======== Information provided ========

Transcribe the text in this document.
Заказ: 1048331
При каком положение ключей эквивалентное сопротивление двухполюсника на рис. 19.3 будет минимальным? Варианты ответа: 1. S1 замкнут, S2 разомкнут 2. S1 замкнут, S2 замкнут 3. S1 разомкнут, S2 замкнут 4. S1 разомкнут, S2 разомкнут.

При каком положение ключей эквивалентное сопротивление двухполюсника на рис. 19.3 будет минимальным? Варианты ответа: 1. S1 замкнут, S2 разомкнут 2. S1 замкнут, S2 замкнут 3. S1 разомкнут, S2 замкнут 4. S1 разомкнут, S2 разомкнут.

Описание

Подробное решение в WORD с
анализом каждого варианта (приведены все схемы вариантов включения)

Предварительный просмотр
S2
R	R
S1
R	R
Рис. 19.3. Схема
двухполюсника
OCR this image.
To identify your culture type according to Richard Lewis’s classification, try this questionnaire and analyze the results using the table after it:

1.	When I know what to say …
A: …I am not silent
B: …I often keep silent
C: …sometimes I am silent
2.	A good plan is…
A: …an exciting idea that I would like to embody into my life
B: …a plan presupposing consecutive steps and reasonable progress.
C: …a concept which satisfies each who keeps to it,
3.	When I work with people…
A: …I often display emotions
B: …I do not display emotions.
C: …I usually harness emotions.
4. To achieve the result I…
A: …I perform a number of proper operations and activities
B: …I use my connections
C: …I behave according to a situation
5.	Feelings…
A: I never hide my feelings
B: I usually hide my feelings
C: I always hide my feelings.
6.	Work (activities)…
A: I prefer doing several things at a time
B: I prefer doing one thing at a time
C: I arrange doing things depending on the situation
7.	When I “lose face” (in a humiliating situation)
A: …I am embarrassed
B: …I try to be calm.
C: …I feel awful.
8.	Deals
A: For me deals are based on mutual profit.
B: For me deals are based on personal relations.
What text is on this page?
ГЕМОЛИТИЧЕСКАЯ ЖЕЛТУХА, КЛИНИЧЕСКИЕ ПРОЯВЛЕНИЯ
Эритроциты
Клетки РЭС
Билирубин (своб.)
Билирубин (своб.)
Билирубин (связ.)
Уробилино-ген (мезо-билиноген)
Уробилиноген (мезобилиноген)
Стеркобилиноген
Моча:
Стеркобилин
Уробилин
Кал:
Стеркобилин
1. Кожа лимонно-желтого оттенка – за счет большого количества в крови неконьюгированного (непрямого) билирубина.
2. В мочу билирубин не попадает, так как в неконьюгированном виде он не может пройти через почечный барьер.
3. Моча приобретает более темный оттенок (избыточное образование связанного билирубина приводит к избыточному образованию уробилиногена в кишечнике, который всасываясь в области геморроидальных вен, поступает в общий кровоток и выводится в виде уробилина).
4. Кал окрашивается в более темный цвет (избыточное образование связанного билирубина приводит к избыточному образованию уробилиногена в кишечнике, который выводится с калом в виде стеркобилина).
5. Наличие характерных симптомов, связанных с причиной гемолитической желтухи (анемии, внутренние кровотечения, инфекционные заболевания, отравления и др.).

========

Write out every entry again, keeping each line exactly the same.

• **Answer for this exercise**
Transcribe the text in this document.
Заказ: 1048331
При каком положение ключей эквивалентное сопротивление двухполюсника на рис. 19.3 будет минимальным? Варианты ответа: 1. S1 замкнут, S2 разомкнут 2. S1 замкнут, S2 замкнут 3. S1 разомкнут, S2 замкнут 4. S1 разомкнут, S2 разомкнут.

При каком положение ключей эквивалентное сопротивление двухполюсника на рис. 19.3 будет минимальным? Варианты ответа: 1. S1 замкнут, S2 разомкнут 2. S1 замкнут, S2 замкнут 3. S1 разомкнут, S2 замкнут 4. S1 разомкнут, S2 разомкнут.

Описание

Подробное решение в WORD с
анализом каждого варианта (приведены все схемы вариантов включения)

Предварительный просмотр
S2
R	R
S1
R	R
Рис. 19.3. Схема
двухполюсника
OCR this image.
To identify your culture type according to Richard Lewis’s classification, try this questionnaire and analyze the results using the table after it:

1.	When I know what to say …
A: …I am not silent
B: …I often keep silent
C: …sometimes I am silent
2.	A good plan is…
A: …an exciting idea that I would like to embody into my life
B: …a plan presupposing consecutive steps and reasonable progress.
C: …a concept which satisfies each who keeps to it,
3.	When I work with people…
A: …I often display emotions
B: …I do not display emotions.
C: …I usually harness emotions.
4. To achieve the result I…
A: …I perform a number of proper operations and activities
B: …I use my connections
C: …I behave according to a situation
5.	Feelings…
A: I never hide my feelings
B: I usually hide my feelings
C: I always hide my feelings.
6.	Work (activities)…
A: I prefer doing several things at a time
B: I prefer doing one thing at a time
C: I arrange doing things depending on the situation
7.	When I “lose face” (in a humiliating situation)
A: …I am embarrassed
B: …I try to be calm.
C: …I feel awful.
8.	Deals
A: For me deals are based on mutual profit.
B: For me deals are based on personal relations.
What text is on this page?
ГЕМОЛИТИЧЕСКАЯ ЖЕЛТУХА, КЛИНИЧЕСКИЕ ПРОЯВЛЕНИЯ
Эритроциты
Клетки РЭС
Билирубин (своб.)
Билирубин (своб.)
Билирубин (связ.)
Уробилино-ген (мезо-билиноген)
Уробилиноген (мезобилиноген)
Стеркобилиноген
Моча:
Стеркобилин
Уробилин
Кал:
Стеркобилин
1. Кожа лимонно-желтого оттенка – за счет большого количества в крови неконьюгированного (непрямого) билирубина.
2. В мочу билирубин не попадает, так как в неконьюгированном виде он не может пройти через почечный барьер.
3. Моча приобретает более темный оттенок (избыточное образование связанного билирубина приводит к избыточному образованию уробилиногена в кишечнике, который всасываясь в области геморроидальных вен, поступает в общий кровоток и выводится в виде уробилина).
4. Кал окрашивается в более темный цвет (избыточное образование связанного билирубина приводит к избыточному образованию уробилиногена в кишечнике, который выводится с калом в виде стеркобилина).
5. Наличие характерных симптомов, связанных с причиной гемолитической желтухи (анемии, внутренние кровотечения, инфекционные заболевания, отравления и др.).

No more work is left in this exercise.